> [WRITTEN TASK]: Gather each line in the entries that includes the string "Cluster".

> [Structured figure records]:
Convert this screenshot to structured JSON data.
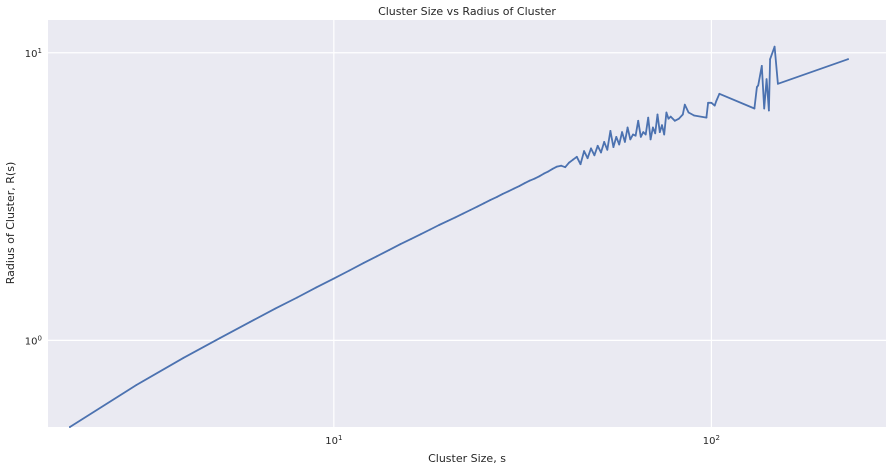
{
  "chart_data": {
    "type": "line",
    "title": "Cluster Size vs Radius of Cluster",
    "xlabel": "Cluster Size, s",
    "ylabel": "Radius of Cluster, R(s)",
    "xscale": "log",
    "yscale": "log",
    "xlim": [
      1.75,
      290
    ],
    "ylim": [
      0.5,
      13
    ],
    "grid": true,
    "background_color": "#eaeaf2",
    "grid_color": "#ffffff",
    "line_color": "#4c72b0",
    "x_ticks": [
      {
        "value": 10,
        "base": "10",
        "exp": "1"
      },
      {
        "value": 100,
        "base": "10",
        "exp": "2"
      }
    ],
    "y_ticks": [
      {
        "value": 1,
        "base": "10",
        "exp": "0"
      },
      {
        "value": 10,
        "base": "10",
        "exp": "1"
      }
    ],
    "series": [
      {
        "x": [
          2,
          3,
          4,
          5,
          6,
          7,
          8,
          9,
          10,
          11,
          12,
          13,
          14,
          15,
          16,
          17,
          18,
          19,
          20,
          21,
          22,
          23,
          24,
          25,
          26,
          27,
          28,
          29,
          30,
          31,
          32,
          33,
          34,
          35,
          36,
          37,
          38,
          39,
          40,
          41,
          42,
          43,
          44,
          45,
          46,
          47,
          48,
          49,
          50,
          51,
          52,
          53,
          54,
          55,
          56,
          57,
          58,
          59,
          60,
          61,
          62,
          63,
          64,
          65,
          66,
          67,
          68,
          69,
          70,
          71,
          72,
          73,
          74,
          75,
          76,
          77,
          78,
          80,
          82,
          84,
          85,
          87,
          90,
          97,
          98,
          100,
          102,
          103,
          105,
          130,
          132,
          133,
          136,
          138,
          140,
          142,
          143,
          147,
          150,
          230
        ],
        "y": [
          0.5,
          0.7,
          0.87,
          1.02,
          1.16,
          1.29,
          1.41,
          1.53,
          1.64,
          1.75,
          1.86,
          1.96,
          2.06,
          2.16,
          2.25,
          2.34,
          2.43,
          2.52,
          2.6,
          2.68,
          2.76,
          2.84,
          2.92,
          3.0,
          3.08,
          3.15,
          3.23,
          3.3,
          3.37,
          3.44,
          3.52,
          3.59,
          3.65,
          3.72,
          3.8,
          3.87,
          3.95,
          4.02,
          4.05,
          4.0,
          4.15,
          4.25,
          4.35,
          4.1,
          4.55,
          4.3,
          4.65,
          4.4,
          4.75,
          4.5,
          4.9,
          4.6,
          5.35,
          4.7,
          5.1,
          4.8,
          5.3,
          4.9,
          5.5,
          5.0,
          5.2,
          5.15,
          5.8,
          5.1,
          5.3,
          5.2,
          5.95,
          5.0,
          5.5,
          5.25,
          6.1,
          5.3,
          5.6,
          5.2,
          6.2,
          5.9,
          6.0,
          5.8,
          5.9,
          6.1,
          6.6,
          6.2,
          6.05,
          5.95,
          6.7,
          6.7,
          6.55,
          6.8,
          7.2,
          6.4,
          7.6,
          7.7,
          9.0,
          6.4,
          8.1,
          6.3,
          9.5,
          10.5,
          7.8,
          9.5
        ]
      }
    ]
  }
}
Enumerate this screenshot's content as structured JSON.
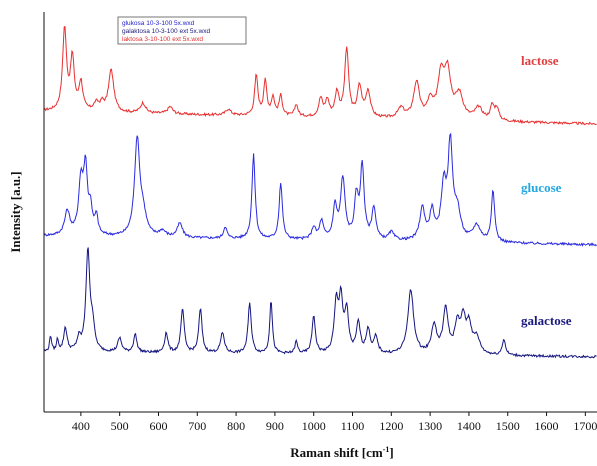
{
  "chart_data": {
    "type": "line",
    "xlabel": "Raman shift [cm",
    "xlabel_sup": "-1",
    "xlabel_close": "]",
    "ylabel": "Intensity [a.u.]",
    "xlim": [
      305,
      1730
    ],
    "ylim": [
      0,
      1
    ],
    "grid": false,
    "legend_position": "top-left",
    "x_ticks": [
      400,
      500,
      600,
      700,
      800,
      900,
      1000,
      1100,
      1200,
      1300,
      1400,
      1500,
      1600,
      1700
    ],
    "legend": [
      {
        "text": "glukosa 10-3-100 5x.wxd",
        "color": "#2222cc"
      },
      {
        "text": "galaktosa 10-3-100 ext 5x.wxd",
        "color": "#1a1a7a"
      },
      {
        "text": "laktosa 3-10-100 ext 5x.wxd",
        "color": "#e03030"
      }
    ],
    "series": [
      {
        "name": "lactose",
        "label_color": "#e04040",
        "color": "#e83030",
        "baseline": 0.752,
        "baseline_end": 0.72,
        "peaks": [
          [
            358,
            0.205,
            6
          ],
          [
            378,
            0.13,
            6
          ],
          [
            400,
            0.07,
            6
          ],
          [
            440,
            0.02,
            8
          ],
          [
            455,
            0.018,
            6
          ],
          [
            478,
            0.105,
            8
          ],
          [
            560,
            0.025,
            8
          ],
          [
            630,
            0.018,
            8
          ],
          [
            780,
            0.015,
            8
          ],
          [
            852,
            0.1,
            5
          ],
          [
            875,
            0.085,
            5
          ],
          [
            895,
            0.045,
            5
          ],
          [
            915,
            0.05,
            5
          ],
          [
            955,
            0.03,
            5
          ],
          [
            1018,
            0.045,
            6
          ],
          [
            1035,
            0.04,
            6
          ],
          [
            1060,
            0.06,
            6
          ],
          [
            1085,
            0.17,
            6
          ],
          [
            1118,
            0.075,
            7
          ],
          [
            1140,
            0.065,
            7
          ],
          [
            1225,
            0.025,
            10
          ],
          [
            1265,
            0.09,
            9
          ],
          [
            1300,
            0.04,
            9
          ],
          [
            1328,
            0.105,
            10
          ],
          [
            1345,
            0.11,
            10
          ],
          [
            1375,
            0.06,
            12
          ],
          [
            1425,
            0.03,
            12
          ],
          [
            1460,
            0.035,
            6
          ],
          [
            1472,
            0.03,
            6
          ]
        ]
      },
      {
        "name": "glucose",
        "label_color": "#25a8e0",
        "color": "#2a2ae0",
        "baseline": 0.44,
        "baseline_end": 0.418,
        "peaks": [
          [
            365,
            0.06,
            8
          ],
          [
            400,
            0.13,
            7
          ],
          [
            412,
            0.16,
            6
          ],
          [
            425,
            0.06,
            5
          ],
          [
            440,
            0.045,
            5
          ],
          [
            545,
            0.24,
            8
          ],
          [
            560,
            0.05,
            10
          ],
          [
            610,
            0.015,
            10
          ],
          [
            655,
            0.035,
            8
          ],
          [
            772,
            0.03,
            5
          ],
          [
            845,
            0.21,
            5
          ],
          [
            915,
            0.14,
            5
          ],
          [
            1000,
            0.03,
            6
          ],
          [
            1020,
            0.045,
            6
          ],
          [
            1055,
            0.08,
            6
          ],
          [
            1075,
            0.15,
            7
          ],
          [
            1110,
            0.1,
            6
          ],
          [
            1125,
            0.18,
            6
          ],
          [
            1155,
            0.08,
            6
          ],
          [
            1200,
            0.02,
            8
          ],
          [
            1280,
            0.08,
            8
          ],
          [
            1305,
            0.07,
            7
          ],
          [
            1335,
            0.13,
            8
          ],
          [
            1352,
            0.23,
            7
          ],
          [
            1370,
            0.07,
            10
          ],
          [
            1420,
            0.04,
            12
          ],
          [
            1462,
            0.13,
            5
          ]
        ]
      },
      {
        "name": "galactose",
        "label_color": "#1a1a80",
        "color": "#151580",
        "baseline": 0.15,
        "baseline_end": 0.138,
        "peaks": [
          [
            322,
            0.04,
            3
          ],
          [
            340,
            0.03,
            3
          ],
          [
            360,
            0.06,
            5
          ],
          [
            395,
            0.03,
            6
          ],
          [
            418,
            0.25,
            6
          ],
          [
            430,
            0.06,
            6
          ],
          [
            500,
            0.035,
            6
          ],
          [
            540,
            0.045,
            5
          ],
          [
            620,
            0.05,
            5
          ],
          [
            662,
            0.11,
            5
          ],
          [
            708,
            0.11,
            5
          ],
          [
            765,
            0.05,
            6
          ],
          [
            835,
            0.125,
            5
          ],
          [
            890,
            0.135,
            4
          ],
          [
            955,
            0.03,
            4
          ],
          [
            1000,
            0.095,
            5
          ],
          [
            1058,
            0.12,
            6
          ],
          [
            1070,
            0.13,
            6
          ],
          [
            1085,
            0.1,
            6
          ],
          [
            1115,
            0.075,
            6
          ],
          [
            1140,
            0.06,
            6
          ],
          [
            1160,
            0.04,
            6
          ],
          [
            1250,
            0.16,
            9
          ],
          [
            1310,
            0.07,
            8
          ],
          [
            1340,
            0.11,
            8
          ],
          [
            1370,
            0.07,
            8
          ],
          [
            1385,
            0.08,
            7
          ],
          [
            1400,
            0.07,
            8
          ],
          [
            1420,
            0.04,
            10
          ],
          [
            1490,
            0.04,
            5
          ]
        ]
      }
    ]
  }
}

> [RESULT]:
    "title": "Cluster Size vs Radius of Cluster",
    "xlabel": "Cluster Size, s",
    "ylabel": "Radius of Cluster, R(s)",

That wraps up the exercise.